> Objective
Count every line that holds the string "mins", then give that number alone.

> Records provided
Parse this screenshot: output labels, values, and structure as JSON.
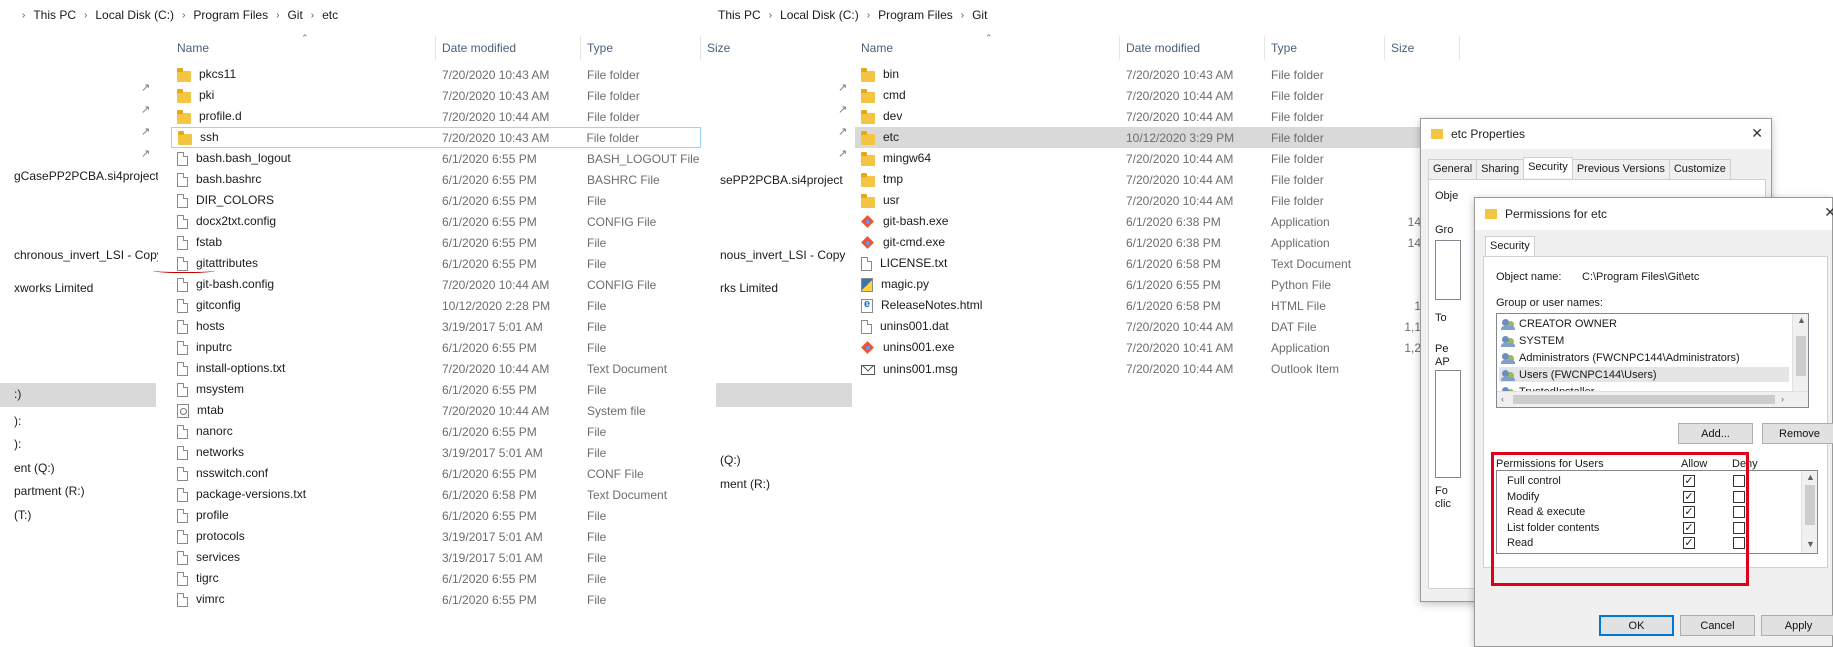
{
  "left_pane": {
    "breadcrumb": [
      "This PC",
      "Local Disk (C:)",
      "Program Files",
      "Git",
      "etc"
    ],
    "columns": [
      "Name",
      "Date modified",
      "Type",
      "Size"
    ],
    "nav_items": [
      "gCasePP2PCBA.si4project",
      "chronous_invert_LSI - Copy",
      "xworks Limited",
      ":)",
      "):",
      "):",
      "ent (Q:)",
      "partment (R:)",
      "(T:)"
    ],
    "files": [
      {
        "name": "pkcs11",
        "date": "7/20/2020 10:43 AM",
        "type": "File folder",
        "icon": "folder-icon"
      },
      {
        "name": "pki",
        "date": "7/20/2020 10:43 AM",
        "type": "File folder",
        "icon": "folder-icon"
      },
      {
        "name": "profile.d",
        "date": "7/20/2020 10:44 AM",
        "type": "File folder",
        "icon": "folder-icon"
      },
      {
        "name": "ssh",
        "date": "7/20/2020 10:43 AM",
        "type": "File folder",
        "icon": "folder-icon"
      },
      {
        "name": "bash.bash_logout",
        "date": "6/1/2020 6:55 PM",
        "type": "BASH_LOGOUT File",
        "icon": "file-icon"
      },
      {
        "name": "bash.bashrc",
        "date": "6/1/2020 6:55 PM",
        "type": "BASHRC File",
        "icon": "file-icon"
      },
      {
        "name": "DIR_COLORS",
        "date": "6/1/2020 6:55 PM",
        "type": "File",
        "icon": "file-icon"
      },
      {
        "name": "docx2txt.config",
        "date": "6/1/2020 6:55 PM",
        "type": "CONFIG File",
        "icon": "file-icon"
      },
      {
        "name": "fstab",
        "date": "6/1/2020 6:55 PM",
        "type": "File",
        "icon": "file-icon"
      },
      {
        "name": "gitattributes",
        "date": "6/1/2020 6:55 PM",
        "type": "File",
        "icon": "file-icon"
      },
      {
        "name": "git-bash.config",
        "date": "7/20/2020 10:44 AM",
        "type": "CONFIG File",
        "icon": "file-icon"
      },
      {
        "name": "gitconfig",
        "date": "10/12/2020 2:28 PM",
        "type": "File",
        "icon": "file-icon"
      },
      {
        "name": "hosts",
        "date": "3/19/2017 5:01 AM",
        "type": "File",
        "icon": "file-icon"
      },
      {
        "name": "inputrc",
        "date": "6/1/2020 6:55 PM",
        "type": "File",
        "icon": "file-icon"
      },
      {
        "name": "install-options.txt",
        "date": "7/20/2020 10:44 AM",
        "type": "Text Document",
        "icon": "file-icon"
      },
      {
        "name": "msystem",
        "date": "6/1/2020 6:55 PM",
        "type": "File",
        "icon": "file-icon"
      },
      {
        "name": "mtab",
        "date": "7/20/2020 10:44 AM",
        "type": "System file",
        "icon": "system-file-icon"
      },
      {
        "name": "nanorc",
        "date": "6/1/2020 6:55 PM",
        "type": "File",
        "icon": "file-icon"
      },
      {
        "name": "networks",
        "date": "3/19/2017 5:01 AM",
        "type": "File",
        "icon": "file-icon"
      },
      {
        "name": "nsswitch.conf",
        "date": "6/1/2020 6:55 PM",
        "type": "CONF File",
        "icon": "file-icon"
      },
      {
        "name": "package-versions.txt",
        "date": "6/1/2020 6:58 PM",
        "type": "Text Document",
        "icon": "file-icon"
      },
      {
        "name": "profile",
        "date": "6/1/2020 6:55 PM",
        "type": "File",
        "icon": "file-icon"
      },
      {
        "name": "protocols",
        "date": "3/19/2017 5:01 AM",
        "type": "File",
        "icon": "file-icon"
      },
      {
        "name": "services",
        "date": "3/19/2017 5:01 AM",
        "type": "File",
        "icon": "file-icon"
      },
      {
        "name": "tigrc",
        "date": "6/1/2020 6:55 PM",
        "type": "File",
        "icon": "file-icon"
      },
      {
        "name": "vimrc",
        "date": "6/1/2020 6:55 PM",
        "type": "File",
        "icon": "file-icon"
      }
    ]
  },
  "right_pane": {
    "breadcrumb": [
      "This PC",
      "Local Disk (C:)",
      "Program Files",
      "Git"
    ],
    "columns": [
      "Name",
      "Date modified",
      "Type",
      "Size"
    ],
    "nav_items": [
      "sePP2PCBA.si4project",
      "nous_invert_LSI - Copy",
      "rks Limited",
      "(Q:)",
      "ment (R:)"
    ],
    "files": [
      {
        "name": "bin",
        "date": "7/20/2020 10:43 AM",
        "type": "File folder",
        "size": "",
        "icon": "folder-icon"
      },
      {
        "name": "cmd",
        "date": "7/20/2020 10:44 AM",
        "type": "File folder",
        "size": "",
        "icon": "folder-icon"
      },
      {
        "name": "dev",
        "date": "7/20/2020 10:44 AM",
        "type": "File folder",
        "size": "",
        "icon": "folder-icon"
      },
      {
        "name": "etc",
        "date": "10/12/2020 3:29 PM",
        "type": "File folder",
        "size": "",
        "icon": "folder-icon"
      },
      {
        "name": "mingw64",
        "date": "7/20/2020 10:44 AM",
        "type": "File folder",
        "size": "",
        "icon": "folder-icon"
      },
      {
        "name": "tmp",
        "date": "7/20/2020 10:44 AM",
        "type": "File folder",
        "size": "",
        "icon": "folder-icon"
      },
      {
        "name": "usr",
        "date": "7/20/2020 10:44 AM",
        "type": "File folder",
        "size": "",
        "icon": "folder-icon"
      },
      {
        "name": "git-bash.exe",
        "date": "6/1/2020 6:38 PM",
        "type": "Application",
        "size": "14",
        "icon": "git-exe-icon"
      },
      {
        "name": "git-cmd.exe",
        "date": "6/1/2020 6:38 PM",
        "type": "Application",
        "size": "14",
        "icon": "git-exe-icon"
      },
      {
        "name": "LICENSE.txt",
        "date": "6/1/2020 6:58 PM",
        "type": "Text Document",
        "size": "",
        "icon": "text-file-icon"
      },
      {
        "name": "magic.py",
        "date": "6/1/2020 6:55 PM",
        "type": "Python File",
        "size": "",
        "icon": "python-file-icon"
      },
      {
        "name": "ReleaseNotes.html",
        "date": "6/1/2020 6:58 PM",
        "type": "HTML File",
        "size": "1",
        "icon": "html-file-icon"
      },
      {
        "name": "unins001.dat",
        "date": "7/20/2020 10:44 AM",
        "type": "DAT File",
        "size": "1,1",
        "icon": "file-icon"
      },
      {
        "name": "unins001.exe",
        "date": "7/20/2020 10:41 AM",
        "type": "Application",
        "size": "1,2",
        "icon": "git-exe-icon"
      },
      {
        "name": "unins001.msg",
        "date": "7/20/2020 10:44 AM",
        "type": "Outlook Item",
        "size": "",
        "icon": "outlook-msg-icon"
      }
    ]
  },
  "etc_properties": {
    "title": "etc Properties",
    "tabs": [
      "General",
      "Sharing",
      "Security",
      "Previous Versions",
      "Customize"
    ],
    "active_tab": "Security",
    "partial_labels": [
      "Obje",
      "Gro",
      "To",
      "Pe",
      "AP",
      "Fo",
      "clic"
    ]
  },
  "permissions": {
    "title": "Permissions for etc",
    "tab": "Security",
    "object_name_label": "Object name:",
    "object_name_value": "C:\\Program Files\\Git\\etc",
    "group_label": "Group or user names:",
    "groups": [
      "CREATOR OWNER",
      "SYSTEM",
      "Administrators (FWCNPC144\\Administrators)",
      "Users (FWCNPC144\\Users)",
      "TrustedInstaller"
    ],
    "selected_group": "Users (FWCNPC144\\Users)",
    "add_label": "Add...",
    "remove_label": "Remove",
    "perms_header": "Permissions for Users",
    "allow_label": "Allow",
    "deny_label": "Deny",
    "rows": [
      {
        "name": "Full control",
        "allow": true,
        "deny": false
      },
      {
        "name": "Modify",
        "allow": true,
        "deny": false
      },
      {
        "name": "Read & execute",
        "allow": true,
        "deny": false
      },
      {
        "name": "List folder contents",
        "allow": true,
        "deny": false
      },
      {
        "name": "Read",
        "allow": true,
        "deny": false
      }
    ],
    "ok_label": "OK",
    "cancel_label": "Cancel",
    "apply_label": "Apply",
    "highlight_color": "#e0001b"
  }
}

* * *

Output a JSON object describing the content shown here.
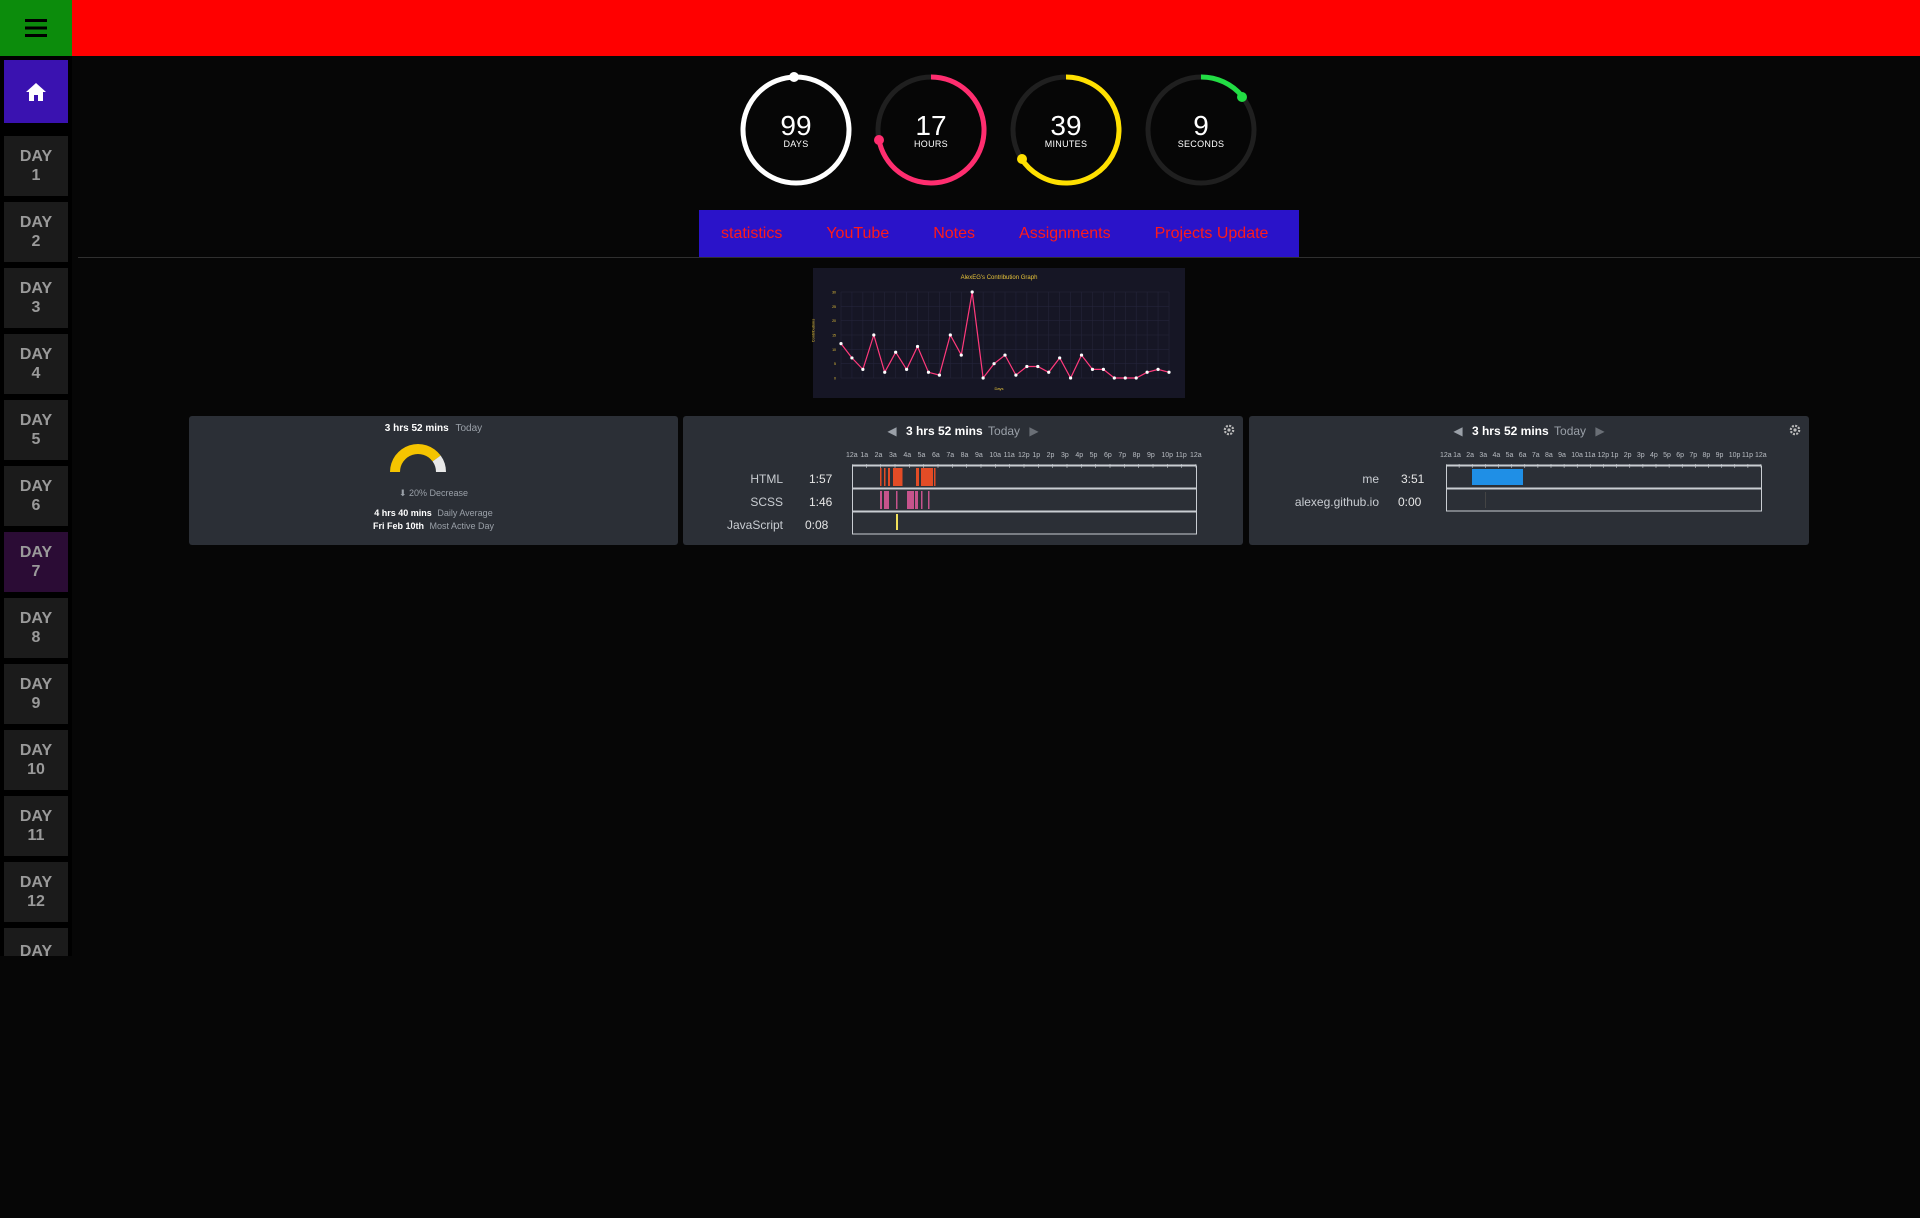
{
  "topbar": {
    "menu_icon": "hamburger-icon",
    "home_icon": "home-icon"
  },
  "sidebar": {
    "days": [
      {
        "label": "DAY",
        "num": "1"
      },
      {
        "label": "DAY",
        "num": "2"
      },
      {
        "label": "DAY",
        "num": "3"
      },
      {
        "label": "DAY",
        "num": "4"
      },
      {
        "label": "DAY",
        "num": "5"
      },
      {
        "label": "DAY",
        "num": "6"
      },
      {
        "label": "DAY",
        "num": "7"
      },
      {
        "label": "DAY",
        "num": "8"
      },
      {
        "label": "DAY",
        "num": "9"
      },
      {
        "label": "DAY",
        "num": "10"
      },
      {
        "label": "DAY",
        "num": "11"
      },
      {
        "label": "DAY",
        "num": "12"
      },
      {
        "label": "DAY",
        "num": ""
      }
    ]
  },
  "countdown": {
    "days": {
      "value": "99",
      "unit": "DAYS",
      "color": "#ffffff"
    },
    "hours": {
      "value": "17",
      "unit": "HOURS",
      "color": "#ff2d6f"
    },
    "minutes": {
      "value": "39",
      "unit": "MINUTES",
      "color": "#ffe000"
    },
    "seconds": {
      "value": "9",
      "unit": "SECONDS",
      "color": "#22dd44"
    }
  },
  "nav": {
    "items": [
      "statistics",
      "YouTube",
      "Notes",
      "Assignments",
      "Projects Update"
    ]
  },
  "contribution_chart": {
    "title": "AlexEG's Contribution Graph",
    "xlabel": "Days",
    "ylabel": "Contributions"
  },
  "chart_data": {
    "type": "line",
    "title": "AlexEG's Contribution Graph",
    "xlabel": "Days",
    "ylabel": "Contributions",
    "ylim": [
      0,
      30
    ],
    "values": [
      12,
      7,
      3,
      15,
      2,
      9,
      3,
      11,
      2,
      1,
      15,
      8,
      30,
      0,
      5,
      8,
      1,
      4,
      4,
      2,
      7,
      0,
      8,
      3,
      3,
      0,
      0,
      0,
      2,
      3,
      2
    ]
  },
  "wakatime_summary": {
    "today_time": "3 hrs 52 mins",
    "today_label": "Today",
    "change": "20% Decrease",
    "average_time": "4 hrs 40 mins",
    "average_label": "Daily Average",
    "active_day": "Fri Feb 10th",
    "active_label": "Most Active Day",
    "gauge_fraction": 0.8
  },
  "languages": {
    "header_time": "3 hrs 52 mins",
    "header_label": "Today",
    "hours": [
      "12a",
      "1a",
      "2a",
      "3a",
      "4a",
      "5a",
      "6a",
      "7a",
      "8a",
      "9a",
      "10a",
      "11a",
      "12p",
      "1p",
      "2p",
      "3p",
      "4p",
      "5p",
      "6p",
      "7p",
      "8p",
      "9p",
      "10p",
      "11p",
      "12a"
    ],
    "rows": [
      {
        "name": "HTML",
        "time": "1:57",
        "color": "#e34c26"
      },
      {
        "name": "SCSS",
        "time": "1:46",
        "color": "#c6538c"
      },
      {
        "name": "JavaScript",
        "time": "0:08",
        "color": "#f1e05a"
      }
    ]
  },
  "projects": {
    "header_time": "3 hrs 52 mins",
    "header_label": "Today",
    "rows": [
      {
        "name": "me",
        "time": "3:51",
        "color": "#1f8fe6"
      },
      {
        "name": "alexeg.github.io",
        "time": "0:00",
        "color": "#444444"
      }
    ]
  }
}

> Written reply
4